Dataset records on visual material
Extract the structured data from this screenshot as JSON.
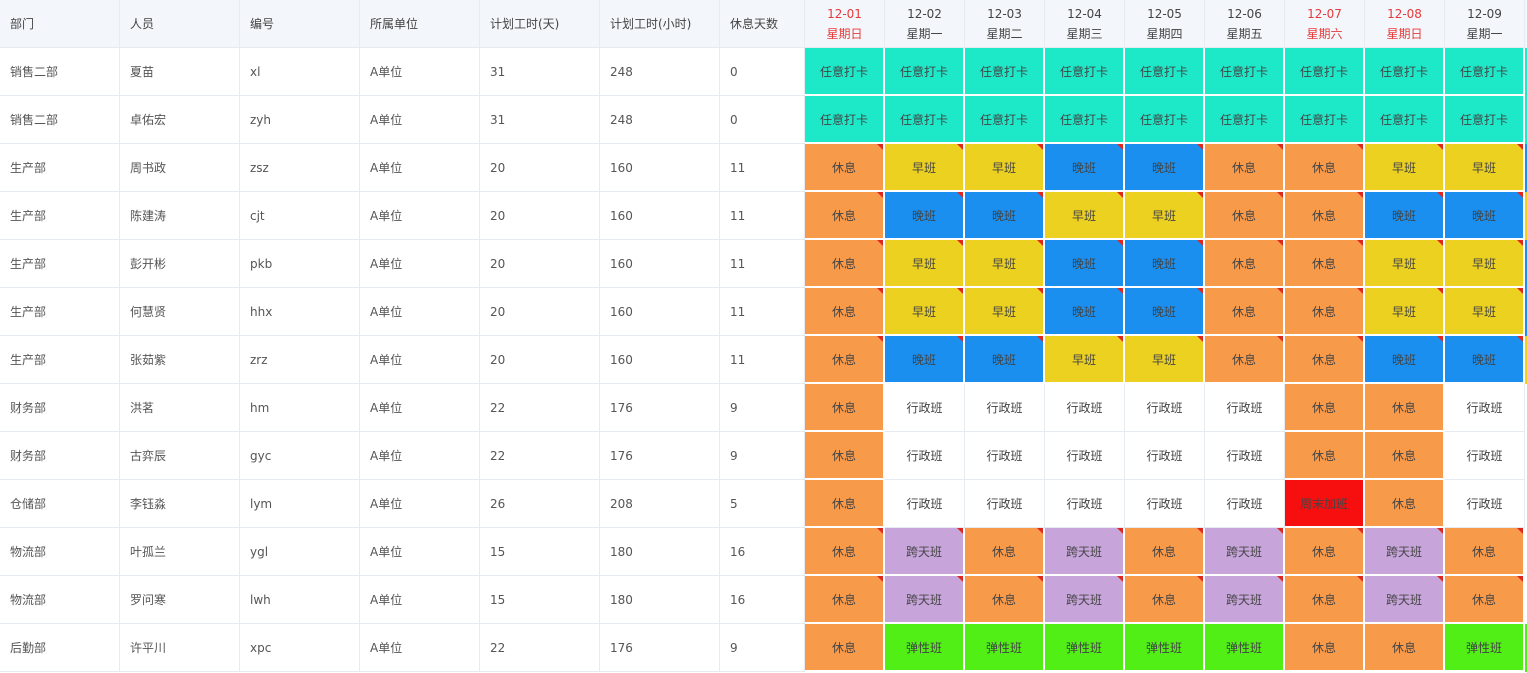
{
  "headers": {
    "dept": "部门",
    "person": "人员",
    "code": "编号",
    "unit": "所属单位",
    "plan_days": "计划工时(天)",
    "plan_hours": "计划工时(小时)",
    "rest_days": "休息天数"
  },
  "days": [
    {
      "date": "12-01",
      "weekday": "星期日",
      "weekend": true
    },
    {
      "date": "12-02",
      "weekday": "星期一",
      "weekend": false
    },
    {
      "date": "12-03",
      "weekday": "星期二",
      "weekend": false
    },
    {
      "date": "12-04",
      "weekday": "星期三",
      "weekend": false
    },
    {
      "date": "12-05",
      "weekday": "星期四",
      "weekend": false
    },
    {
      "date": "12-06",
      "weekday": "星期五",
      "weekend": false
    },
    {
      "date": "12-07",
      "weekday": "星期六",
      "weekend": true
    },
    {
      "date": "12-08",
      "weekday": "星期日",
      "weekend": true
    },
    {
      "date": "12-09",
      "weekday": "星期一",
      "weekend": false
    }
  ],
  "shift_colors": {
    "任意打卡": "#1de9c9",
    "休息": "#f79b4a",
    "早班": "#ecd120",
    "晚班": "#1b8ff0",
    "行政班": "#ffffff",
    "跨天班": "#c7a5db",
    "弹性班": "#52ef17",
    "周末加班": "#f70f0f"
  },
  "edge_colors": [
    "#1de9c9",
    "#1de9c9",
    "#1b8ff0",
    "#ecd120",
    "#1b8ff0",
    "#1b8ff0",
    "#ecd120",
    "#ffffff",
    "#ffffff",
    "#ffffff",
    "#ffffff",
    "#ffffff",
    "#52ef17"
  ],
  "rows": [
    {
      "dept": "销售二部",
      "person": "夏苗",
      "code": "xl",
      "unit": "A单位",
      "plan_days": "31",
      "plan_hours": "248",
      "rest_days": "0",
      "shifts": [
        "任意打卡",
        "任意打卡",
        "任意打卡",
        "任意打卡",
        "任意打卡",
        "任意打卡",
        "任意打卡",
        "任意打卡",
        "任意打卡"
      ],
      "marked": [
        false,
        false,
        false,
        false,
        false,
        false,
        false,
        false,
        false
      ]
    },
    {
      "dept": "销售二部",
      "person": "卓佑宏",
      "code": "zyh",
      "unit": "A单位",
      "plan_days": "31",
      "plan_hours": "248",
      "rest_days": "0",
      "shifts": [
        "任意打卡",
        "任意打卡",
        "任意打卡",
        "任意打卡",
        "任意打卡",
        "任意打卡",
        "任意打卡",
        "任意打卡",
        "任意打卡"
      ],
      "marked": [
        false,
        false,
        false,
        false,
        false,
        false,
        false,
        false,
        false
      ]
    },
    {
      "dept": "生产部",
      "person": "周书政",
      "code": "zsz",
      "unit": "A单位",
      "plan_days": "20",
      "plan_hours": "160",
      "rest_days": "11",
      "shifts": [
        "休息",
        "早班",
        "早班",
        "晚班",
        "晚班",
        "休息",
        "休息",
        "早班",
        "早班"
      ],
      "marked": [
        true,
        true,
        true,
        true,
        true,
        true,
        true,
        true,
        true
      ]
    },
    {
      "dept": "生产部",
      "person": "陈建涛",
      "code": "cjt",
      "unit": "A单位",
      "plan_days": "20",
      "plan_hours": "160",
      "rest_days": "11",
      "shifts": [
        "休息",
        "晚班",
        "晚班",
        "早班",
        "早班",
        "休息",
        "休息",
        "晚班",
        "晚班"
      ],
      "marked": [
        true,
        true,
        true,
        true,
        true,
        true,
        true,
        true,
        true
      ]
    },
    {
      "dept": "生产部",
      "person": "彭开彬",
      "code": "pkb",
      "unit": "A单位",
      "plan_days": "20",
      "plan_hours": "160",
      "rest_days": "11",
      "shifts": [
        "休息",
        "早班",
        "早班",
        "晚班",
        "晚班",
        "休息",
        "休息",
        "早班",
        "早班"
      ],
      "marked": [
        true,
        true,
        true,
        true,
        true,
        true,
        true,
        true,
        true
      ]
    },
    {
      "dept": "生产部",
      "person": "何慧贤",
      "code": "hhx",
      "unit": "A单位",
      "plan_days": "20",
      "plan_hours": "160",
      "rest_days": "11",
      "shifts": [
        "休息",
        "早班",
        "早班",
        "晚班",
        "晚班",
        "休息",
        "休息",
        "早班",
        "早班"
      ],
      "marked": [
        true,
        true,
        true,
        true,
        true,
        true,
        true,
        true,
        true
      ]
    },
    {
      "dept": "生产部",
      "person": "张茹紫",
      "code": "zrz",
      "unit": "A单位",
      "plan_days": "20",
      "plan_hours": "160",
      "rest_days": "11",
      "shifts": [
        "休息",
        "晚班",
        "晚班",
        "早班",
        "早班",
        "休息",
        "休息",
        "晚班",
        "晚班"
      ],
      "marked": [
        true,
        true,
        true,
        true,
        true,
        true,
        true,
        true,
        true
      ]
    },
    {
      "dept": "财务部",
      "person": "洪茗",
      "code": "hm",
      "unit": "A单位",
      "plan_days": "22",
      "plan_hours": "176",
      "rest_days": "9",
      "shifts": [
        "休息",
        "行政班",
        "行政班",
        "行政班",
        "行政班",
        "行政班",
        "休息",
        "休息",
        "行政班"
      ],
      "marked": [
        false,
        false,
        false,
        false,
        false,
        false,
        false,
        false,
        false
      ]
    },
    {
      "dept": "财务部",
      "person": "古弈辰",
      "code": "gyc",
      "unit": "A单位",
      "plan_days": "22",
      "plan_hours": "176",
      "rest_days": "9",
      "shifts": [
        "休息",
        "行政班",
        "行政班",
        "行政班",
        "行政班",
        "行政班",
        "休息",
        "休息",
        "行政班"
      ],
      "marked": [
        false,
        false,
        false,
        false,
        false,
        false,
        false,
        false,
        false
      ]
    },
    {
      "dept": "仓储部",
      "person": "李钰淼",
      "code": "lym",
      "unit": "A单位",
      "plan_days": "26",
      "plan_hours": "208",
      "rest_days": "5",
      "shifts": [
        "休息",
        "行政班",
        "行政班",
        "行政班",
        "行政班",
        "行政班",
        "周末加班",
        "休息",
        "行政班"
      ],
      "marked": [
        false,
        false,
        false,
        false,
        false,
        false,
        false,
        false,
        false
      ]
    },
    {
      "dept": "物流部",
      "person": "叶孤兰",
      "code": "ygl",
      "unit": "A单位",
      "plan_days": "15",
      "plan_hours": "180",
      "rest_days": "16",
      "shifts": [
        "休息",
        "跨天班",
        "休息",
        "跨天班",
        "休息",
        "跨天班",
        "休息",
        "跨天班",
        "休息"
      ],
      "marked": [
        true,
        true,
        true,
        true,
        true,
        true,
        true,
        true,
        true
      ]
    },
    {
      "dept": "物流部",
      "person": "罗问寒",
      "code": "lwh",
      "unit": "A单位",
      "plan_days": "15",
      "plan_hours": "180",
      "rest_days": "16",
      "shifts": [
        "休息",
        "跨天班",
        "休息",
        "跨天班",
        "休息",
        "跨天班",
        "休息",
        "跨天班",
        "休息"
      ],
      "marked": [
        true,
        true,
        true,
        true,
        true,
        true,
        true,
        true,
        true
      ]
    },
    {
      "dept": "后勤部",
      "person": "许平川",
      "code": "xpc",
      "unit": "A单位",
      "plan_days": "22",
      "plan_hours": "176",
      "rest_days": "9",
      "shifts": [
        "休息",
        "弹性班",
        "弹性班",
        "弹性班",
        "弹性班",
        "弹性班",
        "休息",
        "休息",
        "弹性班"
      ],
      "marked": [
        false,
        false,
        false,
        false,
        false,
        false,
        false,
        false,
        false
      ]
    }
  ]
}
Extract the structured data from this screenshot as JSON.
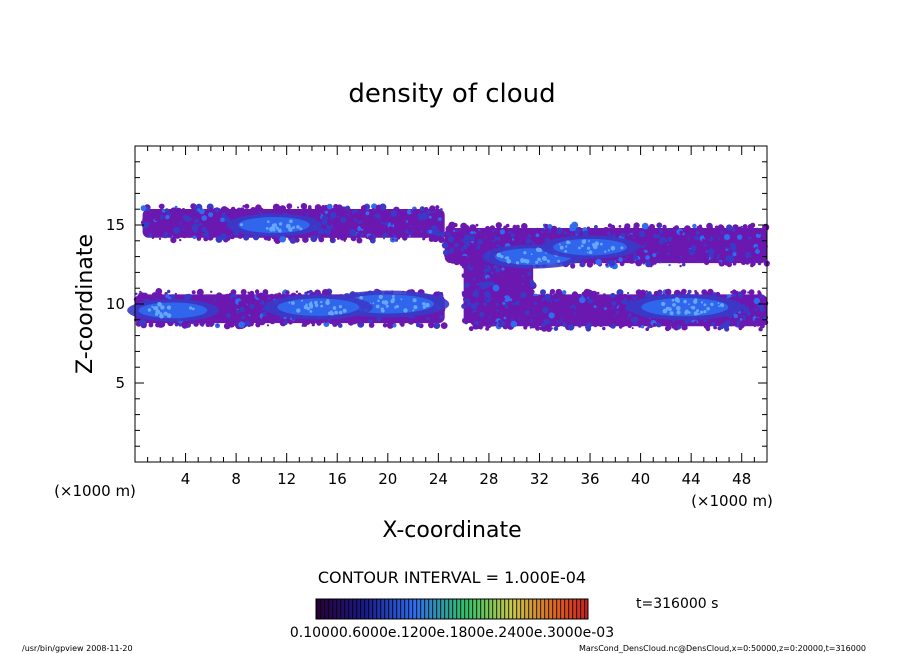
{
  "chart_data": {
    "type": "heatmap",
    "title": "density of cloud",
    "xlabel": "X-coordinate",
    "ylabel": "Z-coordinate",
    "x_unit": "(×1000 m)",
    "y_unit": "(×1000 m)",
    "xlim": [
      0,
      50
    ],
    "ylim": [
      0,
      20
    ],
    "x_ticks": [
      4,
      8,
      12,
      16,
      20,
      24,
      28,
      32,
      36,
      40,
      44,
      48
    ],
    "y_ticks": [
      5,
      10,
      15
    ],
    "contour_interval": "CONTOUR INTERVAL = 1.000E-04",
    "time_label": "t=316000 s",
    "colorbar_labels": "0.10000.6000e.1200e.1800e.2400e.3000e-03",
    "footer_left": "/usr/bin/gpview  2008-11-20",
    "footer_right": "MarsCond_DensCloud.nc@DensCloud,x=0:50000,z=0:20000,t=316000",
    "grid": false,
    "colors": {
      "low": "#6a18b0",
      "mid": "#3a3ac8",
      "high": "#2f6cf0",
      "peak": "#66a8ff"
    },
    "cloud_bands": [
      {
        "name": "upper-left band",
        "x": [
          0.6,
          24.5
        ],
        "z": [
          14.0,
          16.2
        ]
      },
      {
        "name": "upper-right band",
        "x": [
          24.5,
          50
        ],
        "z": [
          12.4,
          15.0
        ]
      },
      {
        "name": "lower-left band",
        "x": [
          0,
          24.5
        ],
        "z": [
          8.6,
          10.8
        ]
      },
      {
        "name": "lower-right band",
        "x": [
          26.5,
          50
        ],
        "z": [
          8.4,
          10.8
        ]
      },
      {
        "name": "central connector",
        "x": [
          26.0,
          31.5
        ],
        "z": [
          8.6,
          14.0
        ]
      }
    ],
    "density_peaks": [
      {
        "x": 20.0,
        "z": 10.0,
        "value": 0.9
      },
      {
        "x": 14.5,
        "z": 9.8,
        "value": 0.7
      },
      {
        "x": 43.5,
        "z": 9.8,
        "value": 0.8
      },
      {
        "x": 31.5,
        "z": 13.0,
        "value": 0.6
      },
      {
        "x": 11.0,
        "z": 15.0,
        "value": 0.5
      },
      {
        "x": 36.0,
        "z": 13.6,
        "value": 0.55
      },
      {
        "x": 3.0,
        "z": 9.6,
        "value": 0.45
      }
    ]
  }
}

Task prompt =
Select the lines from the entries that include the word "name".

Task response =
        "name": "upper-left band",
        "name": "upper-right band",
        "name": "lower-left band",
        "name": "lower-right band",
        "name": "central connector",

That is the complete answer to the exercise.